▸ **OBJECTIF DE LA TÂCHE**:
D'après l'extrait de décision de justice ci-dessous, qui a rendu l'ordonnance du 6 août 2020 ?

▸ **TEXTE EXTRAIT**:
- - - -

7. En dépit de l'effet rétroactif attaché à la rétractation de l'ordonnance ayant désigné, sur requête, un administrateur provisoire, celui-ci est bien fondé à solliciter une rémunération pour ses diligences.
 
8. Le moyen, qui postule le contraire, n'est donc pas fondé.
 
Sur le premier moyen, pris en sa seconde branche
 
Enoncé du moyen
 
9. La société New Plv fait le même grief à l'ordonnance du premier président, alors « que la requête en fixation d'honoraires doit être motivée à peine d'irrecevabilité ; qu'en l'espèce, elle faisait valoir que la requête n'était pas motivée et ne comportait l'indication d'aucune pièce jointe, puisqu'elle sollicitait le paiement d'honoraires sans justifier de l'accomplissement d'une mission ou de diligences quelconques par le requérant, et en déduisait que le président du tribunal de commerce avait été irrégulièrement saisi et que son ordonnance était donc nulle ; que le premier président a rejeté le moyen aux motifs que : "Sur le premier moyen, il y a lieu de rappeler que le défaut de motivation suffisante de la requête n'est pas sanctionné par une nullité aux termes de l'article 494 du code de procédure civile, à supposer ce texte applicable à la demande de fixation de la rémunération d'un administrateur provisoire. De même, les autres textes sur lesquels la Sas New Plv fonde sa tentative de démonstration d'une irrégularité de l'acte ayant saisi le président du tribunal de commerce de Bobigny ne prévoit pas davantage cette sanction, et guident seulement l'appréciation du bien-fondé de la demande. Sur le second moyen, il sera effectivement constaté que l'ordonnance frappée de recours est motivée au regard du rapport de M. [N] sur l'exécution de sa mission alors qu'il n'est pas contesté que, comme le relèvent la Sas New Plv et M. [O], le rapport de fin de mission n'était pas joint à la requête en fixation d'honoraires. Cependant, si cette circonstance fragilise la motivation de la décision, elle ne saurait avoir porté atteinte au principe de la contradiction dans une procédure qui, en première instance, n'est pas contradictoire. Ainsi, les moyens développés par la Sas New Plv ne sont pas de nature à entraîner l'annulation sollicitée de l'ordonnance rendue par le président du tribunal de commerce de Bobigny du 6 août 2020" ; qu'en statuant ainsi, après avoir constaté que la requête n'était pas motivée et ne comportait l'indication d'aucune pièce jointe la justifiant, ce dont il se déduisait qu'elle était irrecevable, le premier président a violé les articles 16 et 494 du code de procédure civile. »

- - - -

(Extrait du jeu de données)
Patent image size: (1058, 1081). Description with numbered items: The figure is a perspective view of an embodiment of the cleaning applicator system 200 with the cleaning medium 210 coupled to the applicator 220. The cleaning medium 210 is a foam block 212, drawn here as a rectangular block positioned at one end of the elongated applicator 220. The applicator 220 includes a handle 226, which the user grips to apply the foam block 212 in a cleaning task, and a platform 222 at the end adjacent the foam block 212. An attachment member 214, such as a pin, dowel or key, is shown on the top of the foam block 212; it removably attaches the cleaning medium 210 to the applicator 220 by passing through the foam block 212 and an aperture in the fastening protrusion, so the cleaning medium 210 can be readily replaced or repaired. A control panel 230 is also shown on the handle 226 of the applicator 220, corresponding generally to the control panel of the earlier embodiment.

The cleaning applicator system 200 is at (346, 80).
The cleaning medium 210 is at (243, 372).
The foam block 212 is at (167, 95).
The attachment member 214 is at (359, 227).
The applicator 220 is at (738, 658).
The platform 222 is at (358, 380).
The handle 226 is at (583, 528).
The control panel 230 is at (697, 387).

- - - -

▸ **SOLUTION RÉDIGÉE**:
Le président du tribunal de commerce de Bobigny.